## Short task:
Copy out the entries exactly, from the first line to the last.

[Items listed in a dataset]

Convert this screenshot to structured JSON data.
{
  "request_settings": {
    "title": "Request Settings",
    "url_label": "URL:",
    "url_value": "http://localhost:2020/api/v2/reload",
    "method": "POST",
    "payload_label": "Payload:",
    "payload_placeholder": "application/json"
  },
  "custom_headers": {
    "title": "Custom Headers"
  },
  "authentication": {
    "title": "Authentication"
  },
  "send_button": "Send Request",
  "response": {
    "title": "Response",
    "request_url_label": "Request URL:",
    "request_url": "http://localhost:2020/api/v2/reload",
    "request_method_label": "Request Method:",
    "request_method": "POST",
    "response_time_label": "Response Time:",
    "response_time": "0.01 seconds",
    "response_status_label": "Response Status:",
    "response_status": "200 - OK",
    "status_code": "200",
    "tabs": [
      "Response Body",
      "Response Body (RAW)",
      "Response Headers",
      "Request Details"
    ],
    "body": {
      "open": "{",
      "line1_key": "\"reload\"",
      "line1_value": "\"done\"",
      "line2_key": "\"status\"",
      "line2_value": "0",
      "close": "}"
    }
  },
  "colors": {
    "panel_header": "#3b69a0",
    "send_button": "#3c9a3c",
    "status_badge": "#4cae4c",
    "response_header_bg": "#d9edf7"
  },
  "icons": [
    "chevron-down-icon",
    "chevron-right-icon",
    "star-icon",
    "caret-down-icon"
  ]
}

## Solved problem:
Convert this screenshot to structured JSON data.
{
  "request_settings": {
    "title": "Request Settings",
    "url_label": "URL:",
    "url_value": "http://localhost:2020/api/v2/reload",
    "method": "POST",
    "payload_label": "Payload:",
    "payload_placeholder": "application/json"
  },
  "custom_headers": {
    "title": "Custom Headers"
  },
  "authentication": {
    "title": "Authentication"
  },
  "send_button": "Send Request",
  "response": {
    "title": "Response",
    "request_url_label": "Request URL:",
    "request_url": "http://localhost:2020/api/v2/reload",
    "request_method_label": "Request Method:",
    "request_method": "POST",
    "response_time_label": "Response Time:",
    "response_time": "0.01 seconds",
    "response_status_label": "Response Status:",
    "response_status": "200 - OK",
    "status_code": "200",
    "tabs": [
      "Response Body",
      "Response Body (RAW)",
      "Response Headers",
      "Request Details"
    ],
    "body": {
      "open": "{",
      "line1_key": "\"reload\"",
      "line1_value": "\"done\"",
      "line2_key": "\"status\"",
      "line2_value": "0",
      "close": "}"
    }
  },
  "colors": {
    "panel_header": "#3b69a0",
    "send_button": "#3c9a3c",
    "status_badge": "#4cae4c",
    "response_header_bg": "#d9edf7"
  },
  "icons": [
    "chevron-down-icon",
    "chevron-right-icon",
    "star-icon",
    "caret-down-icon"
  ]
}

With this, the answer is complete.